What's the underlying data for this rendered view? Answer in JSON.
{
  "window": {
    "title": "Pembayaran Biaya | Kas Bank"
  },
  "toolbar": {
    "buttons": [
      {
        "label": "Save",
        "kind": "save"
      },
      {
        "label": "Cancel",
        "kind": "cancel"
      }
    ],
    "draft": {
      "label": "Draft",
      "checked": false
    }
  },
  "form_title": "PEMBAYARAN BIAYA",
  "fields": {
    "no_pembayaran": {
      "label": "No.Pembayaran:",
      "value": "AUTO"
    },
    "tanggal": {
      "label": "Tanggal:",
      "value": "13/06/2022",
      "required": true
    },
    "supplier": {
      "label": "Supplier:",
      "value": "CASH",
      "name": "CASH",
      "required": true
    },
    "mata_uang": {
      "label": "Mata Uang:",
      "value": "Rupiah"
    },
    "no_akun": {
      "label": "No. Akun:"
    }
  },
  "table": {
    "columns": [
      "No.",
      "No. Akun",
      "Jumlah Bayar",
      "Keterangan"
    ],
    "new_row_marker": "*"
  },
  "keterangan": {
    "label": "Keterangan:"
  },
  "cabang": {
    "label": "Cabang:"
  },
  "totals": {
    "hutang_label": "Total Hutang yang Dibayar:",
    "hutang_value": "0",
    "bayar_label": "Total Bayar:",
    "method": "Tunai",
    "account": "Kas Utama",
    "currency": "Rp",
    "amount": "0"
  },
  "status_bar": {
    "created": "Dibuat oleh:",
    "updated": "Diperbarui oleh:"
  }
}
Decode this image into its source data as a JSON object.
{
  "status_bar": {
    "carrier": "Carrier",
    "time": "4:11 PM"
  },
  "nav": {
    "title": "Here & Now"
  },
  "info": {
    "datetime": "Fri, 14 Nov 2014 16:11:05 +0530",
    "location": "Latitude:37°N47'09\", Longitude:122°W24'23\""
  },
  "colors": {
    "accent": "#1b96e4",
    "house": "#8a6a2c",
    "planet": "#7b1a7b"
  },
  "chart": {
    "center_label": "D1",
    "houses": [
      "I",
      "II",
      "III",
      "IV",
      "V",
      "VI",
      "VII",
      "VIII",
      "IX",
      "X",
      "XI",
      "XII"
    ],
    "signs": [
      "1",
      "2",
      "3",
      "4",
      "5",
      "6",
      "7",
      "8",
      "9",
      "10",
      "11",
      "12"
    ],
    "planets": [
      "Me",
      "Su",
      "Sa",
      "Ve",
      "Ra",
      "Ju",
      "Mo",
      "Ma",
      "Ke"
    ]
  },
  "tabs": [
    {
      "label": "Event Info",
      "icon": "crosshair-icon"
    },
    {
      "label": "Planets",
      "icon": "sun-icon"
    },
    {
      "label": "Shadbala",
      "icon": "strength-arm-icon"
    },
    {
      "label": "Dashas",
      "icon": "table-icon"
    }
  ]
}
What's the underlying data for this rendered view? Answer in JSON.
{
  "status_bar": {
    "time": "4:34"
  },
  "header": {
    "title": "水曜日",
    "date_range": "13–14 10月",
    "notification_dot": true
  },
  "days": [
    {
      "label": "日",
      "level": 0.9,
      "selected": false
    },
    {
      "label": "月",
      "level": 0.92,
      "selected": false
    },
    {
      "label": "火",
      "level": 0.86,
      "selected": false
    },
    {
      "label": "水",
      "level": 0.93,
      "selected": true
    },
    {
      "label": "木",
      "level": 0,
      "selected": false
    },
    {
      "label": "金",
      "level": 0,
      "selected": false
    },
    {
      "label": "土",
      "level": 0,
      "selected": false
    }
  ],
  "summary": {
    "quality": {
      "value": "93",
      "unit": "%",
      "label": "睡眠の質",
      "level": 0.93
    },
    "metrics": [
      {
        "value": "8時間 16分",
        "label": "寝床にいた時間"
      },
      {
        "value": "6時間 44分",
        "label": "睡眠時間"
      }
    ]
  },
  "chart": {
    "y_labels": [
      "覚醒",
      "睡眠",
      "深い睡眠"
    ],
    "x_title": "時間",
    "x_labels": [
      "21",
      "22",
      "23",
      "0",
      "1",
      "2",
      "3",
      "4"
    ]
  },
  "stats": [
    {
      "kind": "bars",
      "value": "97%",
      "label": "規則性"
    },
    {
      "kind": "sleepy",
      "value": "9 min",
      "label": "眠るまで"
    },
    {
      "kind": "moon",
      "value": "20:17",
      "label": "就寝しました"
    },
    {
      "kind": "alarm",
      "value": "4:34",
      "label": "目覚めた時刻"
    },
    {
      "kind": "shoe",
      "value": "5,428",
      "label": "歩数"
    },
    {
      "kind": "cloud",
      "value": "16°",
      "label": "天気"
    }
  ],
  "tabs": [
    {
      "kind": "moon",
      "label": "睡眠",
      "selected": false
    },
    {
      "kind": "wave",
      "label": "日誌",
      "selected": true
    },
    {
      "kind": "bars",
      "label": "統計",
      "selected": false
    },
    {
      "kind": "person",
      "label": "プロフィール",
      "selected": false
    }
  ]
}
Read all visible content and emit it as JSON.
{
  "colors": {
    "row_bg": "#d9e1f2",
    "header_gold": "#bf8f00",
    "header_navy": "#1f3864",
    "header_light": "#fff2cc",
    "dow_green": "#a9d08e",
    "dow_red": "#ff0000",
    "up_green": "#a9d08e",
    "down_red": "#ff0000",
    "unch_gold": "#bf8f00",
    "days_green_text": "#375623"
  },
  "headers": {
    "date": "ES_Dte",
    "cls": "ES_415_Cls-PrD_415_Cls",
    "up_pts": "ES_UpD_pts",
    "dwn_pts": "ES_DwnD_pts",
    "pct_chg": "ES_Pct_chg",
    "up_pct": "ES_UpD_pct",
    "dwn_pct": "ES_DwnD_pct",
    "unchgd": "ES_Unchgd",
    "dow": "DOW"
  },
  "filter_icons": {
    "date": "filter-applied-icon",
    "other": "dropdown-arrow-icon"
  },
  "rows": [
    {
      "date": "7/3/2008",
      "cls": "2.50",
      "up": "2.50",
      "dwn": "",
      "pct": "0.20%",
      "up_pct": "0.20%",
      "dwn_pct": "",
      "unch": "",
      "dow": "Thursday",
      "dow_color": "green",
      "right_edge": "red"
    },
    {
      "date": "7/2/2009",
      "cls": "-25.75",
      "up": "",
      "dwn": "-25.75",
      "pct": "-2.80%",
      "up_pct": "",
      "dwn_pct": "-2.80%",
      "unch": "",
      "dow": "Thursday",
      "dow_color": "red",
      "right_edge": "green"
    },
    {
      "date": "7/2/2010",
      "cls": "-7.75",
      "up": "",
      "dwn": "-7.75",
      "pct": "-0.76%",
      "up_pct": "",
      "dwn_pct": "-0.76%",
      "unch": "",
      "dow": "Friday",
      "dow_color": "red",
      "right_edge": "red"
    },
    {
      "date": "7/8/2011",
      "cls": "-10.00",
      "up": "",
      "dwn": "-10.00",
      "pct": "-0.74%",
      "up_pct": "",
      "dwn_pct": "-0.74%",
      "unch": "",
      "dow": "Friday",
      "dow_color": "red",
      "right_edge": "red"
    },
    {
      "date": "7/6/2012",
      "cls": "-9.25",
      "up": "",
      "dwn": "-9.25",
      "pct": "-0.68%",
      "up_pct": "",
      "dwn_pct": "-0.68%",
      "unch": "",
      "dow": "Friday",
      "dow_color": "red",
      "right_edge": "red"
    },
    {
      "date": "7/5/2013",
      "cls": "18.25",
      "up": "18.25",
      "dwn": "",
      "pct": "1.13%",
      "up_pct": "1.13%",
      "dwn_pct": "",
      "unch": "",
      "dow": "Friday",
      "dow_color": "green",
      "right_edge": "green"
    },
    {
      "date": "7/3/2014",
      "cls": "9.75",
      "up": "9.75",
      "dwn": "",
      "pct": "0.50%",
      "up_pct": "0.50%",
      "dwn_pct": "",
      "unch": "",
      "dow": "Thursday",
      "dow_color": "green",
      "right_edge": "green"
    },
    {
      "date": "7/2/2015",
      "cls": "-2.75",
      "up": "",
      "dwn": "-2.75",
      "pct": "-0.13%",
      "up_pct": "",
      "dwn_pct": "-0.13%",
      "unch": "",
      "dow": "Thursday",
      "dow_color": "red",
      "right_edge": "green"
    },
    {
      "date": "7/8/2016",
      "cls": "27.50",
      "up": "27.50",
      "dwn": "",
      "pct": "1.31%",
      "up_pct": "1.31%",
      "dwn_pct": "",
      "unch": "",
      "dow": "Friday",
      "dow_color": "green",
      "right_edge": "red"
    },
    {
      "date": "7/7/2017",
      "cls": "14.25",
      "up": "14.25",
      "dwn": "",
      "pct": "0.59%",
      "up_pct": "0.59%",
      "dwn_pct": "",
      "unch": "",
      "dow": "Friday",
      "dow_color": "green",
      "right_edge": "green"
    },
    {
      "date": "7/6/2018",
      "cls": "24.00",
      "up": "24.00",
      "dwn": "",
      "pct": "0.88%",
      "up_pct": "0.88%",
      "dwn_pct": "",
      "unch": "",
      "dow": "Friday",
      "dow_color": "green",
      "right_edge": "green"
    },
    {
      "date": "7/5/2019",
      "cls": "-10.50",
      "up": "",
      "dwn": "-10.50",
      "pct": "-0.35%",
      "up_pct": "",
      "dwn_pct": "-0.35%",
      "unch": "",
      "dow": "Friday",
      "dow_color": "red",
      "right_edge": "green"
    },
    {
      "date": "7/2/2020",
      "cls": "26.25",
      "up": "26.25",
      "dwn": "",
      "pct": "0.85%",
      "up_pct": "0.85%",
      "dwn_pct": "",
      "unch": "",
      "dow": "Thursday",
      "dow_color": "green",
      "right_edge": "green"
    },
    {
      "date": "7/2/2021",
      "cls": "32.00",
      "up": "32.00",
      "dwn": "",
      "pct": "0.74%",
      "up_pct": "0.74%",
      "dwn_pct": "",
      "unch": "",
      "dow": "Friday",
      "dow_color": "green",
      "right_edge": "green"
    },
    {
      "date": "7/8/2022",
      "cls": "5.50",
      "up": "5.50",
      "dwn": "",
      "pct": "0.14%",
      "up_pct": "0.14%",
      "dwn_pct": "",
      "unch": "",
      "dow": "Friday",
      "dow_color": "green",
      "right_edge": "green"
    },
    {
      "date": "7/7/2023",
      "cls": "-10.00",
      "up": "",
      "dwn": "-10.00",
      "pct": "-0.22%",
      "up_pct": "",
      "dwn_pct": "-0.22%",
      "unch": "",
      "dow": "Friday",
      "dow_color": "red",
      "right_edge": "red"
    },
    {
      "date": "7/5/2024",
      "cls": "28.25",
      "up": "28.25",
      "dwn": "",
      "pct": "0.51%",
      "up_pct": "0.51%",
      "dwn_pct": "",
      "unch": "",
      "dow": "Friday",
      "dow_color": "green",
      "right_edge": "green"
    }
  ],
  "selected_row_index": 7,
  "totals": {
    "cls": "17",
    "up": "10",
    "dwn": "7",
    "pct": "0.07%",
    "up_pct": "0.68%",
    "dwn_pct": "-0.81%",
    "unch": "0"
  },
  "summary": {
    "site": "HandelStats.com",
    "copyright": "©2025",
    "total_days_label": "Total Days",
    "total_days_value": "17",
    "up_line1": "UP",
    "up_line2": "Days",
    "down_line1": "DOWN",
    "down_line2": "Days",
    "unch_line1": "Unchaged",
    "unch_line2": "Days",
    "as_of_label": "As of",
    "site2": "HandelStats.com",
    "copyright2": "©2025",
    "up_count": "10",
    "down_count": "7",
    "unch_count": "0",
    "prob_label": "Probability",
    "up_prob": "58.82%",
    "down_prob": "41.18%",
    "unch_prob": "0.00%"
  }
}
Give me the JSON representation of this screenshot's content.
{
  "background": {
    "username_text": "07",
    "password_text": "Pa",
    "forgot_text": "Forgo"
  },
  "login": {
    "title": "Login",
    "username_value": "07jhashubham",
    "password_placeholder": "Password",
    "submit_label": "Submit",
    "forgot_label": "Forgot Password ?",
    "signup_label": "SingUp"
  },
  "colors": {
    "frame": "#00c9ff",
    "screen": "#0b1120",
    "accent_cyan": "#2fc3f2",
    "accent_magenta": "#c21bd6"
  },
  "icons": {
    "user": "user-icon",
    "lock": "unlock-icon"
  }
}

————

Exercise aim:
State the number of lines in the data that include the string "content", and add nothing else.

Written reply:
2